Report the count of lines below in which the string "DRIVE" occurs; include nothing else.

+++ DATASET RECORDS

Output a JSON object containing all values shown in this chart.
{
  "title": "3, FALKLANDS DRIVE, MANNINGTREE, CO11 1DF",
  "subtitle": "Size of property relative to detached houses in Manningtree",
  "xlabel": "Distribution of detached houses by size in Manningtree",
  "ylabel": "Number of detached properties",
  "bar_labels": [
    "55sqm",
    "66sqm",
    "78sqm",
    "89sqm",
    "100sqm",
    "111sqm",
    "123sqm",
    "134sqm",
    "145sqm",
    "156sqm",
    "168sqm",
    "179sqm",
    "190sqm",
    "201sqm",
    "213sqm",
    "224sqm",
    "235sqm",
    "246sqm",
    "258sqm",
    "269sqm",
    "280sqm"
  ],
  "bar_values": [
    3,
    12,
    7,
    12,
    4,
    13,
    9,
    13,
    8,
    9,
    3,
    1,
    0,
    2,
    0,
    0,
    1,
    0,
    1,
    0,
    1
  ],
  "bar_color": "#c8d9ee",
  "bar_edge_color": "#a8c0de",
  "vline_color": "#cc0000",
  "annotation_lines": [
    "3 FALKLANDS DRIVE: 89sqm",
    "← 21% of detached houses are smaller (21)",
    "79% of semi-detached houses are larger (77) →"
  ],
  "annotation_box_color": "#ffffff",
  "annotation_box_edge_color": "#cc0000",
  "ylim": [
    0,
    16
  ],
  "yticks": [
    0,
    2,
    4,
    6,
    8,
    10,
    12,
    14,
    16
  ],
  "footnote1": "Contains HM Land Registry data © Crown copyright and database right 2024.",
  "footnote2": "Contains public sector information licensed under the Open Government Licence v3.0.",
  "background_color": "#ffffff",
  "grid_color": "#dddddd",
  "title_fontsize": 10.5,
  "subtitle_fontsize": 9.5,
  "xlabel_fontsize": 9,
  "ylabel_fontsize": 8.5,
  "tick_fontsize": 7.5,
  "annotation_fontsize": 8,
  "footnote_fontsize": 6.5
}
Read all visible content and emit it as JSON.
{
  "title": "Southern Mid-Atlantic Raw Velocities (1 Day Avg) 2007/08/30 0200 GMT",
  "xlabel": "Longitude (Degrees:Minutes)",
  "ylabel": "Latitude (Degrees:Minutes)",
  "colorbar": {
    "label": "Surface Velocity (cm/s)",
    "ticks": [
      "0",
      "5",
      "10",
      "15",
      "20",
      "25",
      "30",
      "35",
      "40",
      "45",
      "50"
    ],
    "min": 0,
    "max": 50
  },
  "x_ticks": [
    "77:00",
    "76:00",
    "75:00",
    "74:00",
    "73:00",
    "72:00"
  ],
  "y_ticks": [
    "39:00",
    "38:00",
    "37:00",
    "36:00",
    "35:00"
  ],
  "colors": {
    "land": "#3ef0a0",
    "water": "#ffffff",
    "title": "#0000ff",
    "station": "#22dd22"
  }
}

++++++

RESPONSE: 2